Data supplied:
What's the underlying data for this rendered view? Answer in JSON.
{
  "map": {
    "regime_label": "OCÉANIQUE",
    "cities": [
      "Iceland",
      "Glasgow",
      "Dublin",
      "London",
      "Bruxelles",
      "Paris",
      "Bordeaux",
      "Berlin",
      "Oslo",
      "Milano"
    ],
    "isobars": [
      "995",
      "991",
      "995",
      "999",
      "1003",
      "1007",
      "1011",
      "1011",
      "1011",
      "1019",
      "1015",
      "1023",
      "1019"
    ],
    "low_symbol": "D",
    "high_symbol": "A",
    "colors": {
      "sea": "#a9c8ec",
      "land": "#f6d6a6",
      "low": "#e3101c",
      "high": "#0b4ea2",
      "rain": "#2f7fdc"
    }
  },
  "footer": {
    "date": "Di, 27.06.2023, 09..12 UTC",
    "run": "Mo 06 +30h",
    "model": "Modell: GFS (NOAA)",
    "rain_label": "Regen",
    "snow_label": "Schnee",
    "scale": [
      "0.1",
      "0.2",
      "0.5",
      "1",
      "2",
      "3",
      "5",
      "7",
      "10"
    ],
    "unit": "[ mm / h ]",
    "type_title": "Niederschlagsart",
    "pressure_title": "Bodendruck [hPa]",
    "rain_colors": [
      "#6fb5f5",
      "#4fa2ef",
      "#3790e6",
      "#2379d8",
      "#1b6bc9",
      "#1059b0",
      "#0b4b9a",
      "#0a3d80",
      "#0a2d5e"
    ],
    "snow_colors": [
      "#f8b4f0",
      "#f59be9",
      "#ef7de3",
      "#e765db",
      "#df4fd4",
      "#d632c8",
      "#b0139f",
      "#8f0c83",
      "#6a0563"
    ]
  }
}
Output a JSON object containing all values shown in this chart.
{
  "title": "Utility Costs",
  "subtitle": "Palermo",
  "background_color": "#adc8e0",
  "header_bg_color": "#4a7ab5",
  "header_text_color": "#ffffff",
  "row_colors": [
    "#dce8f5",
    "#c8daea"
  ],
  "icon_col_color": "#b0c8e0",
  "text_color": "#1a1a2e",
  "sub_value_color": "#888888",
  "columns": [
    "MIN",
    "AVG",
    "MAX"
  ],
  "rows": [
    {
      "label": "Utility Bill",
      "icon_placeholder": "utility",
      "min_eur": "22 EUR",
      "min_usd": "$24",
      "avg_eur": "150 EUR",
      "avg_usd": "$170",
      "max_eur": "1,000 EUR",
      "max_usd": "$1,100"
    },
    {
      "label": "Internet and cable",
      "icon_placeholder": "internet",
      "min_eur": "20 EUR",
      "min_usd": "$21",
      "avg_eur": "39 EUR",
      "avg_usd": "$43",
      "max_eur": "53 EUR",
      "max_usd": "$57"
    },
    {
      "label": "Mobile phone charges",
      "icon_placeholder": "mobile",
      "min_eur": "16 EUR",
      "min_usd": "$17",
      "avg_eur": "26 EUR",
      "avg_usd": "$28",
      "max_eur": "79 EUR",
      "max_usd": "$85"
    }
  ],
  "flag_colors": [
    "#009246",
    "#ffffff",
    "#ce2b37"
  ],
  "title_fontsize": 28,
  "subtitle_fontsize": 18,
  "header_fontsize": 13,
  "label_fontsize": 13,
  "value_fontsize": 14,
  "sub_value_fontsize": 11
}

The request: Give back the whole listing, word for word.

Output:
What's the underlying data for this rendered view? Answer in JSON.
{
  "map": {
    "regime_label": "OCÉANIQUE",
    "cities": [
      "Iceland",
      "Glasgow",
      "Dublin",
      "London",
      "Bruxelles",
      "Paris",
      "Bordeaux",
      "Berlin",
      "Oslo",
      "Milano"
    ],
    "isobars": [
      "995",
      "991",
      "995",
      "999",
      "1003",
      "1007",
      "1011",
      "1011",
      "1011",
      "1019",
      "1015",
      "1023",
      "1019"
    ],
    "low_symbol": "D",
    "high_symbol": "A",
    "colors": {
      "sea": "#a9c8ec",
      "land": "#f6d6a6",
      "low": "#e3101c",
      "high": "#0b4ea2",
      "rain": "#2f7fdc"
    }
  },
  "footer": {
    "date": "Di, 27.06.2023, 09..12 UTC",
    "run": "Mo 06 +30h",
    "model": "Modell: GFS (NOAA)",
    "rain_label": "Regen",
    "snow_label": "Schnee",
    "scale": [
      "0.1",
      "0.2",
      "0.5",
      "1",
      "2",
      "3",
      "5",
      "7",
      "10"
    ],
    "unit": "[ mm / h ]",
    "type_title": "Niederschlagsart",
    "pressure_title": "Bodendruck [hPa]",
    "rain_colors": [
      "#6fb5f5",
      "#4fa2ef",
      "#3790e6",
      "#2379d8",
      "#1b6bc9",
      "#1059b0",
      "#0b4b9a",
      "#0a3d80",
      "#0a2d5e"
    ],
    "snow_colors": [
      "#f8b4f0",
      "#f59be9",
      "#ef7de3",
      "#e765db",
      "#df4fd4",
      "#d632c8",
      "#b0139f",
      "#8f0c83",
      "#6a0563"
    ]
  }
}
Output a JSON object containing all values shown in this chart.
{
  "title": "Utility Costs",
  "subtitle": "Palermo",
  "background_color": "#adc8e0",
  "header_bg_color": "#4a7ab5",
  "header_text_color": "#ffffff",
  "row_colors": [
    "#dce8f5",
    "#c8daea"
  ],
  "icon_col_color": "#b0c8e0",
  "text_color": "#1a1a2e",
  "sub_value_color": "#888888",
  "columns": [
    "MIN",
    "AVG",
    "MAX"
  ],
  "rows": [
    {
      "label": "Utility Bill",
      "icon_placeholder": "utility",
      "min_eur": "22 EUR",
      "min_usd": "$24",
      "avg_eur": "150 EUR",
      "avg_usd": "$170",
      "max_eur": "1,000 EUR",
      "max_usd": "$1,100"
    },
    {
      "label": "Internet and cable",
      "icon_placeholder": "internet",
      "min_eur": "20 EUR",
      "min_usd": "$21",
      "avg_eur": "39 EUR",
      "avg_usd": "$43",
      "max_eur": "53 EUR",
      "max_usd": "$57"
    },
    {
      "label": "Mobile phone charges",
      "icon_placeholder": "mobile",
      "min_eur": "16 EUR",
      "min_usd": "$17",
      "avg_eur": "26 EUR",
      "avg_usd": "$28",
      "max_eur": "79 EUR",
      "max_usd": "$85"
    }
  ],
  "flag_colors": [
    "#009246",
    "#ffffff",
    "#ce2b37"
  ],
  "title_fontsize": 28,
  "subtitle_fontsize": 18,
  "header_fontsize": 13,
  "label_fontsize": 13,
  "value_fontsize": 14,
  "sub_value_fontsize": 11
}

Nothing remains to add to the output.